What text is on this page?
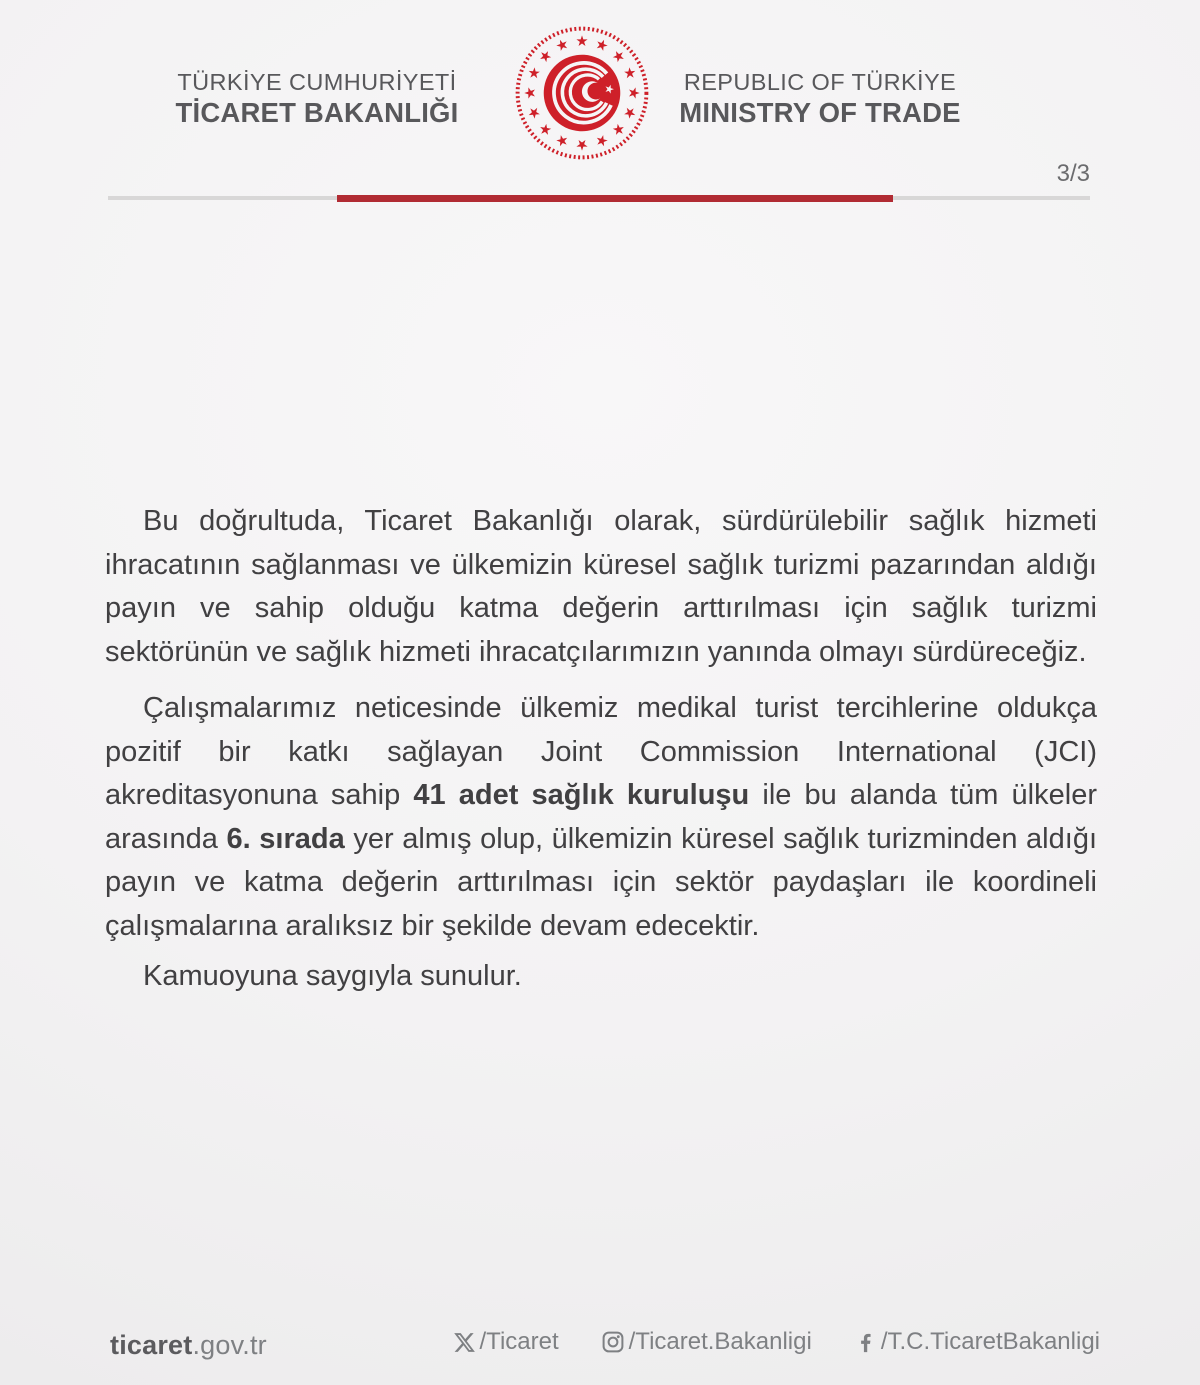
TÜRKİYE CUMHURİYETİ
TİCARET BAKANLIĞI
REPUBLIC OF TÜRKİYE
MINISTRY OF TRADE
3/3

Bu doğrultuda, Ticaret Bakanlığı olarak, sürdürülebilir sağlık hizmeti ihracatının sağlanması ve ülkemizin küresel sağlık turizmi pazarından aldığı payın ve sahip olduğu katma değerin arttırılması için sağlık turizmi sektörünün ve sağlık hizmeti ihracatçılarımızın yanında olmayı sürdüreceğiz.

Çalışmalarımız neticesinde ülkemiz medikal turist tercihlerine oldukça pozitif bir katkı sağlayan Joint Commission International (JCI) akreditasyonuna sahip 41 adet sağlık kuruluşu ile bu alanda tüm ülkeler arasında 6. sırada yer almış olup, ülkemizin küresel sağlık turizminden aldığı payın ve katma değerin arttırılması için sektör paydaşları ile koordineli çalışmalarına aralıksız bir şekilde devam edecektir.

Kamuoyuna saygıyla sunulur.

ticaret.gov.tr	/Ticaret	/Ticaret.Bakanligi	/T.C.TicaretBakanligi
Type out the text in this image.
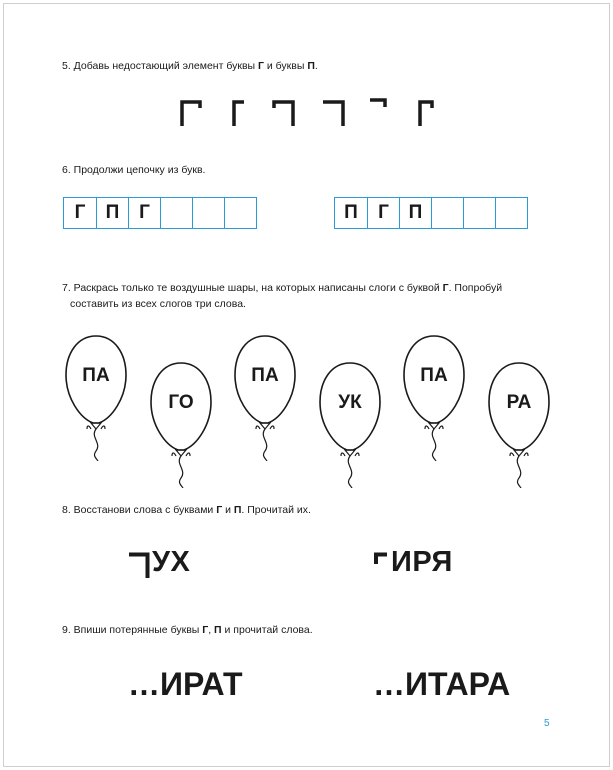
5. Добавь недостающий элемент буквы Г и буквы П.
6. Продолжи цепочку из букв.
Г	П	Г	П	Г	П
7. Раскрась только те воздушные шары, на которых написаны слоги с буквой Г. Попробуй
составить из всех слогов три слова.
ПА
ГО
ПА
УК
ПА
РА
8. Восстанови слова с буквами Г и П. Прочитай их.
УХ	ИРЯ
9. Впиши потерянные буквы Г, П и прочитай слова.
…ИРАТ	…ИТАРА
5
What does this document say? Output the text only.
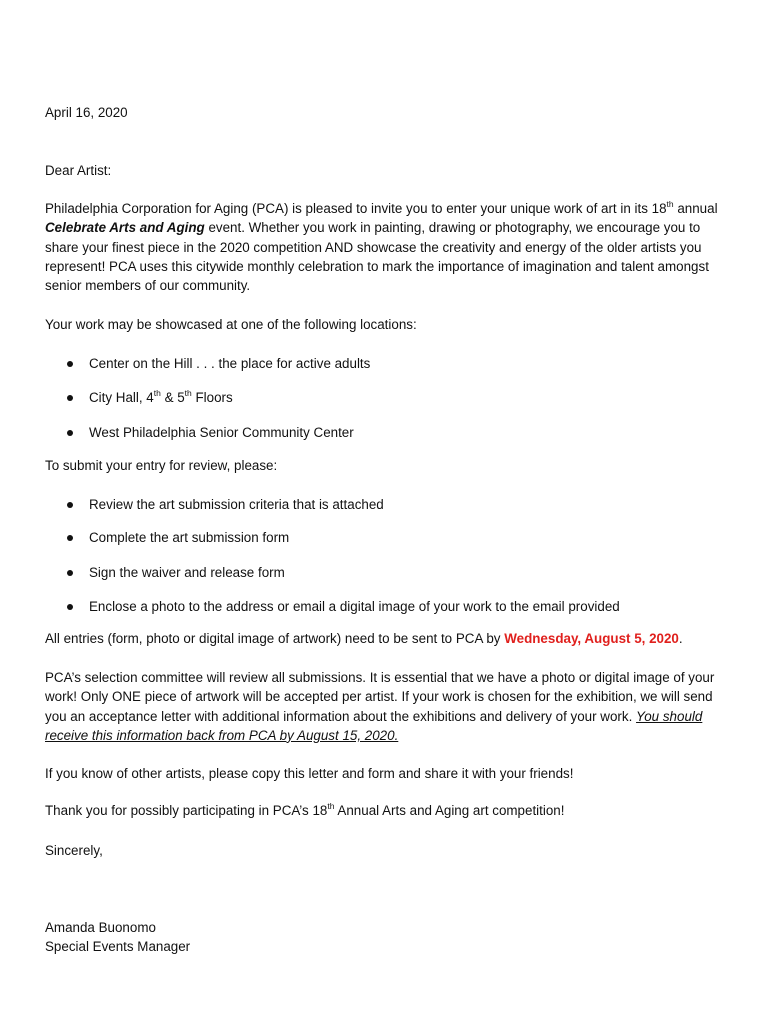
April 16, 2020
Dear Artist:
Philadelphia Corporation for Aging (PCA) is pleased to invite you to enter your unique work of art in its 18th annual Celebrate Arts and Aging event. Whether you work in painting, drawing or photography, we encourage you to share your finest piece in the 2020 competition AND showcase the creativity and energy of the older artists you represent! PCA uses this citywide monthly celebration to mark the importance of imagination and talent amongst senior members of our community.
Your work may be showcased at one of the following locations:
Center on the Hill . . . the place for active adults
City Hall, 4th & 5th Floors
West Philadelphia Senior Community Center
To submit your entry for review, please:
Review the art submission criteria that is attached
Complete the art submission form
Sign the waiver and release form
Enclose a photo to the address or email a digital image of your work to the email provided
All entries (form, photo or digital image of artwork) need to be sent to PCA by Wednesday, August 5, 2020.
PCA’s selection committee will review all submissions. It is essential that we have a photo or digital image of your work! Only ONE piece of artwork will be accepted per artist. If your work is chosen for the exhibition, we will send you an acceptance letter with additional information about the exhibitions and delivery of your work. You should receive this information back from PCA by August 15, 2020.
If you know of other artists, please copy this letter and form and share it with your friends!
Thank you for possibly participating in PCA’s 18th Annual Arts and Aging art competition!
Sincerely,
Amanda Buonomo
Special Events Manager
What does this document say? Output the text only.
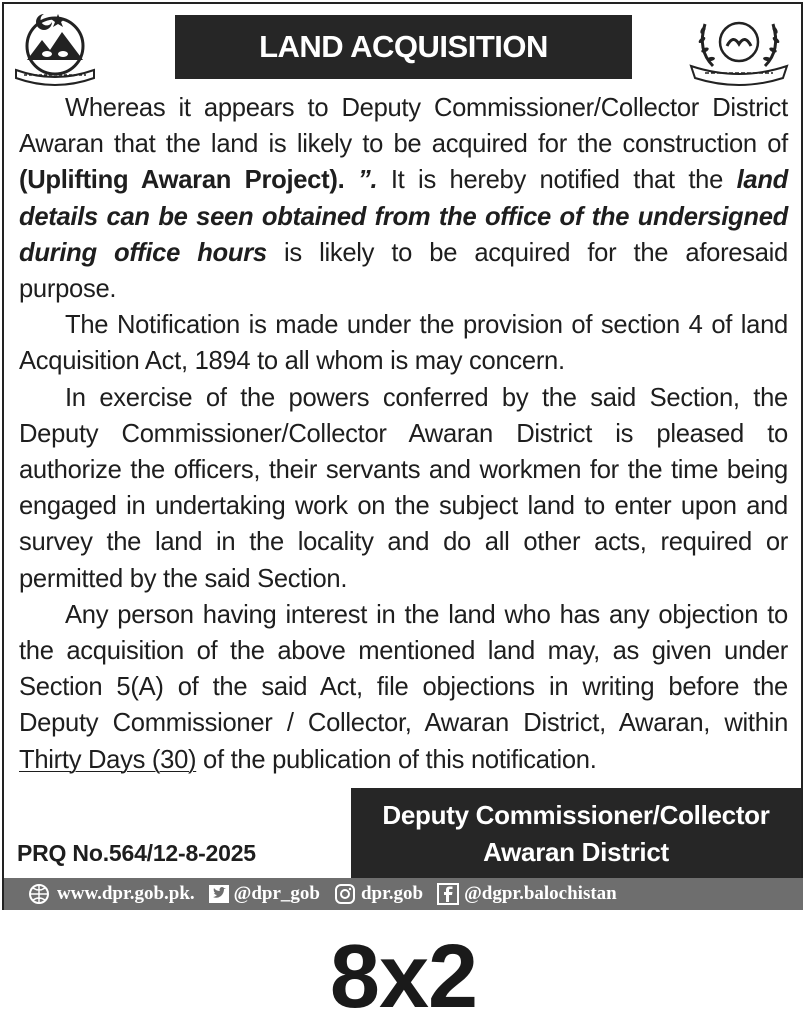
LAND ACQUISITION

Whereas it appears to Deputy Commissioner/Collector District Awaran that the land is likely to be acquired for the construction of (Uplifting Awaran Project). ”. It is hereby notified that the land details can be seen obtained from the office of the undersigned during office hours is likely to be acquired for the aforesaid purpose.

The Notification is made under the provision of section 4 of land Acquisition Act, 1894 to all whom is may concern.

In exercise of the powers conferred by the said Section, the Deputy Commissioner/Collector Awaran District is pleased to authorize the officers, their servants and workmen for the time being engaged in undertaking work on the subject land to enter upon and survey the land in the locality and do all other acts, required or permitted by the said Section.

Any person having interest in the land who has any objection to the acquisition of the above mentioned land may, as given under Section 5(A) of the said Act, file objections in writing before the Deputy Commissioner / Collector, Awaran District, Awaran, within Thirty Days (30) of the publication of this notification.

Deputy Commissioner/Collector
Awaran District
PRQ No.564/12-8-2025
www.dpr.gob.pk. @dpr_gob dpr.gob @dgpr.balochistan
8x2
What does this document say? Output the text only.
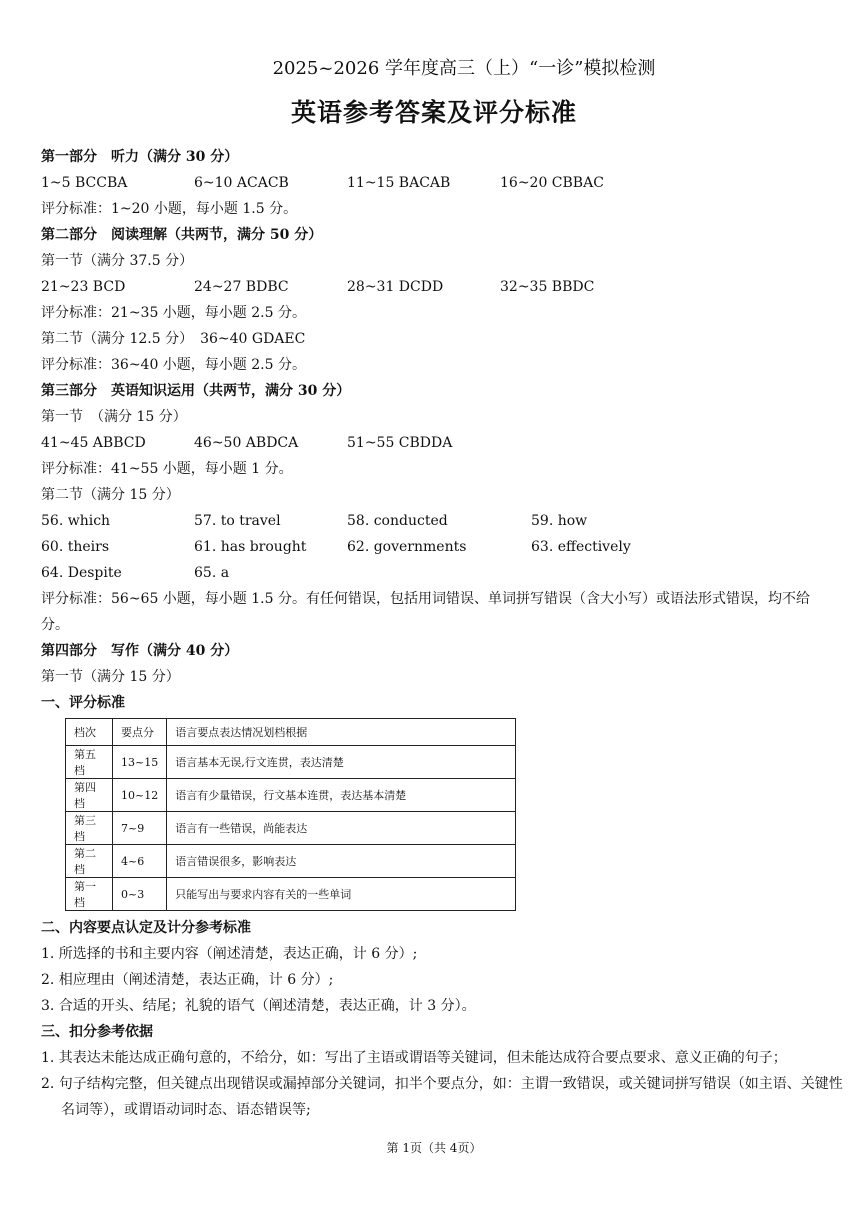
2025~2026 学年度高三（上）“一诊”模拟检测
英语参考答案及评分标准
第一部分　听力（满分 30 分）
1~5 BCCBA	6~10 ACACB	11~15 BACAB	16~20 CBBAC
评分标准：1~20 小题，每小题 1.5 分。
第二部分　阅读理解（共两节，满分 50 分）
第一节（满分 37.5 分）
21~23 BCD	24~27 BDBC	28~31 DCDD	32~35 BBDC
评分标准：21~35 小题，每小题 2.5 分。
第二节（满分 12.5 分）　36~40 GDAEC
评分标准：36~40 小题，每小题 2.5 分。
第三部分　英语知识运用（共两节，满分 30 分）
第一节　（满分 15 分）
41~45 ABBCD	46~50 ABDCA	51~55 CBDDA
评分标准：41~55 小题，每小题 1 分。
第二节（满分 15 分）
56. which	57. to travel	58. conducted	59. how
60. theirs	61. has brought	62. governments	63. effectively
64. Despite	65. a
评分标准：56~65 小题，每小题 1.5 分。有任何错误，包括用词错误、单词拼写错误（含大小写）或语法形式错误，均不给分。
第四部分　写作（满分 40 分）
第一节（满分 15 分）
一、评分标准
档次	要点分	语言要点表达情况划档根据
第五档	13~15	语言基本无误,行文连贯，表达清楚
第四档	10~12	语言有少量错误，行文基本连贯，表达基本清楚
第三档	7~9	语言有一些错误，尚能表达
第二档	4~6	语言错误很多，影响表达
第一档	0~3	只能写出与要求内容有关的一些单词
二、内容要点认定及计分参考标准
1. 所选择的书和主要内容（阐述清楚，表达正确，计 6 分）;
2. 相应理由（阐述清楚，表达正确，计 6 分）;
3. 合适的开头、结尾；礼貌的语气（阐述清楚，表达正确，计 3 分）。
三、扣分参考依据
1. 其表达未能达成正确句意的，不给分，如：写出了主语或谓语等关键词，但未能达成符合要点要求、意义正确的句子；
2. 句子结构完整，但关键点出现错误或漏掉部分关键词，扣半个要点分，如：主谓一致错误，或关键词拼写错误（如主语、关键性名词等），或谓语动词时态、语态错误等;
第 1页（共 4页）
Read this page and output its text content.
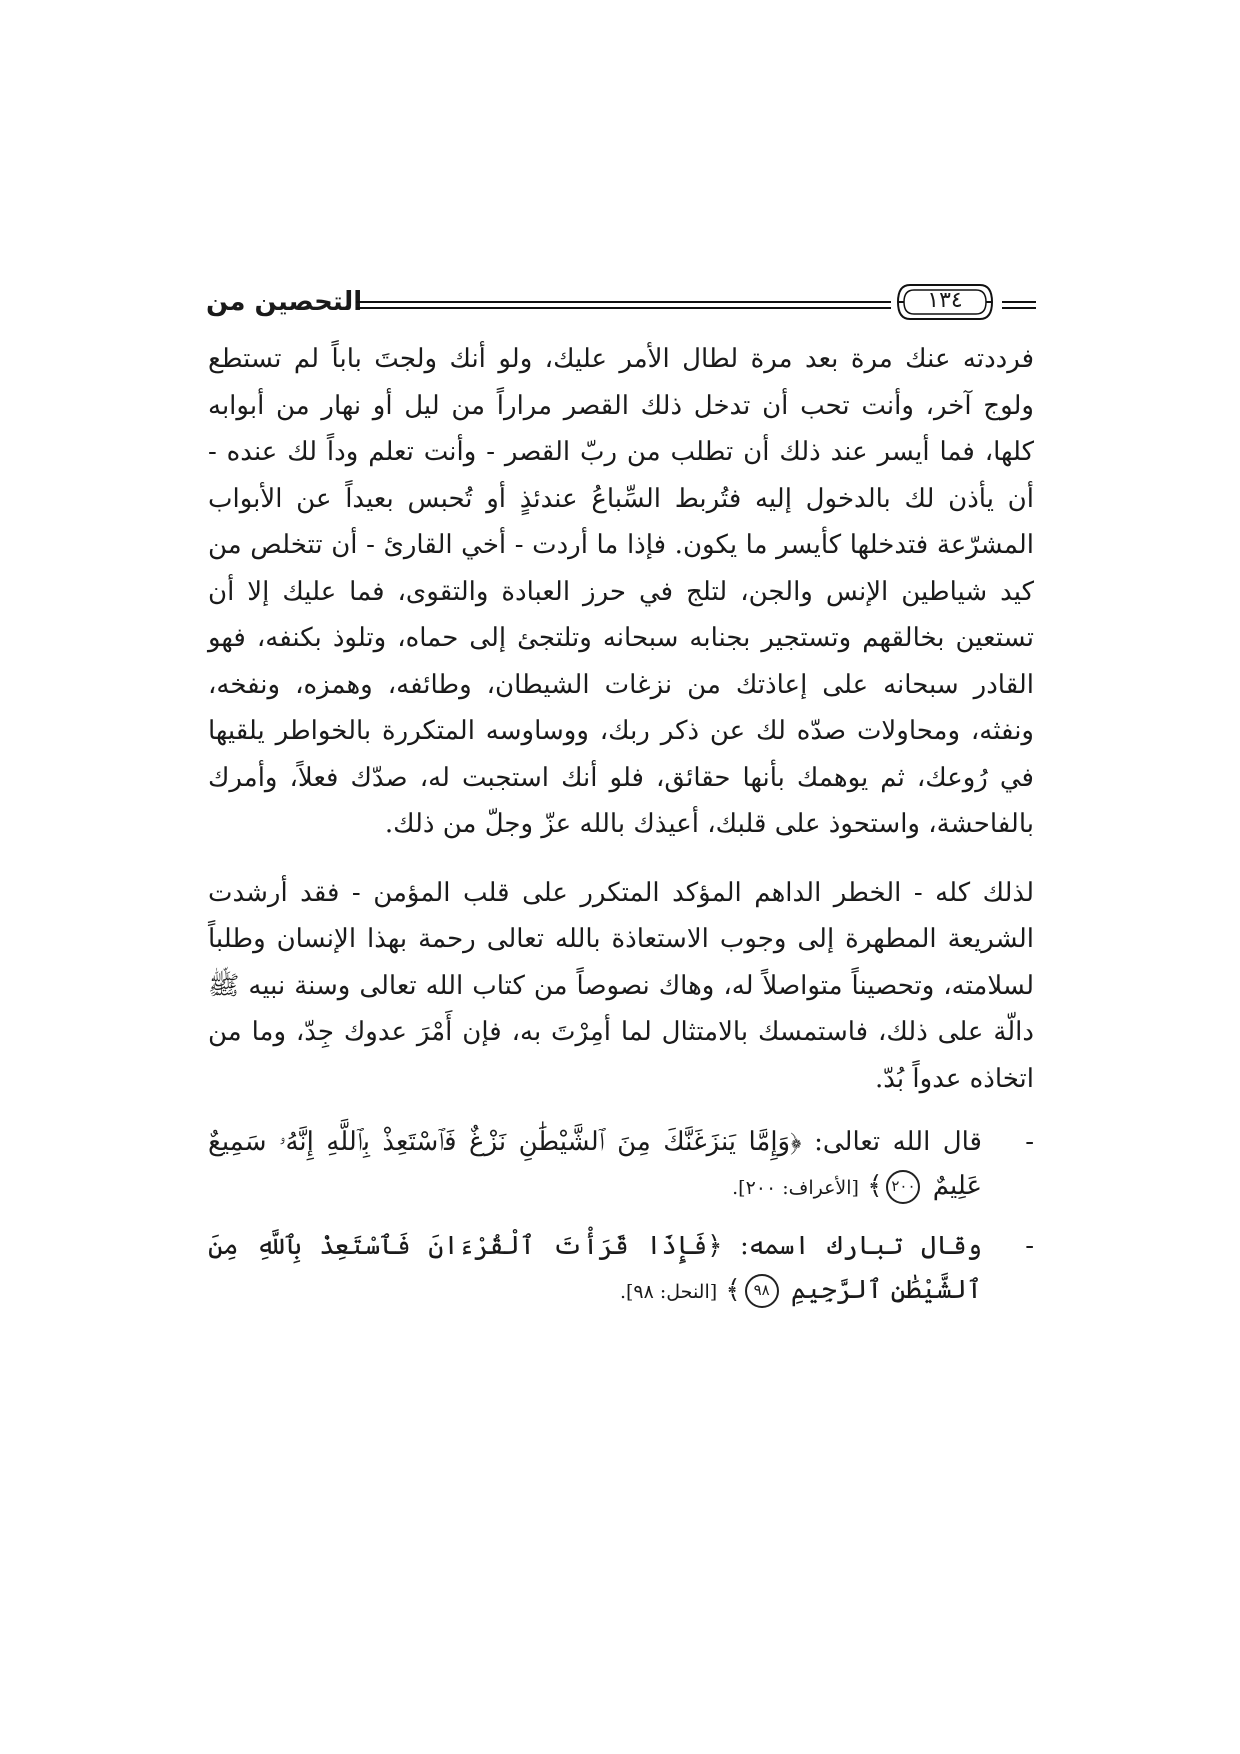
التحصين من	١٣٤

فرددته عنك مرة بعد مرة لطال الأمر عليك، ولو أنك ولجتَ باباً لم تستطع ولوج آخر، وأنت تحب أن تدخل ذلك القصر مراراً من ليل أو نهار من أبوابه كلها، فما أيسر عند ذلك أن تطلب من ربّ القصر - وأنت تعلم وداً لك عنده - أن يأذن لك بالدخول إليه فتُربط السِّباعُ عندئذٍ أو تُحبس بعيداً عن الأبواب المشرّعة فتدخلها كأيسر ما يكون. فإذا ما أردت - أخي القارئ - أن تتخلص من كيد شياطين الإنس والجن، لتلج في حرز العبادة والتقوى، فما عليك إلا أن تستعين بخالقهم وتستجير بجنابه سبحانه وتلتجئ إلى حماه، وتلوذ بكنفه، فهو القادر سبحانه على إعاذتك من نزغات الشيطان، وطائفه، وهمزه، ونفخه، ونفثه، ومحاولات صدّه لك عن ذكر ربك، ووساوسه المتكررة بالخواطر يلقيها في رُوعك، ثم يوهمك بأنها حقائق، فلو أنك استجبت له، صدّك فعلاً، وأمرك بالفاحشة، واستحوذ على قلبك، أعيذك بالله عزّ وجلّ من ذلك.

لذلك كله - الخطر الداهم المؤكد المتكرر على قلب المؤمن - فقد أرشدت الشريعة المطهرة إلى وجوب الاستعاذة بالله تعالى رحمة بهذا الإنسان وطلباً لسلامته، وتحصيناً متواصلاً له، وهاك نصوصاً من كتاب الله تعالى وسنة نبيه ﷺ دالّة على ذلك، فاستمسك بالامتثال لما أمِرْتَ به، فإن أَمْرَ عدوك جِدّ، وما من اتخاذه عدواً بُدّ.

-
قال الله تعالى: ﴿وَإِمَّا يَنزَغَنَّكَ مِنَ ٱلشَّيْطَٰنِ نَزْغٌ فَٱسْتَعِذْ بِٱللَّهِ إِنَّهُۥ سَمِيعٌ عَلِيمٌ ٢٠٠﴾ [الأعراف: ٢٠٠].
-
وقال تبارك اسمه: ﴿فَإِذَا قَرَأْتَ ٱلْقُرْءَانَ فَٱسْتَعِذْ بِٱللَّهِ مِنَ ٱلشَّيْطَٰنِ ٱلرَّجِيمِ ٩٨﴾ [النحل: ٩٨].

+++++

## WHAT TO PRODUCE
Count the lines in which the string "буквы" appears, then report only that figure.

## RESPONSE TO THE TASK
2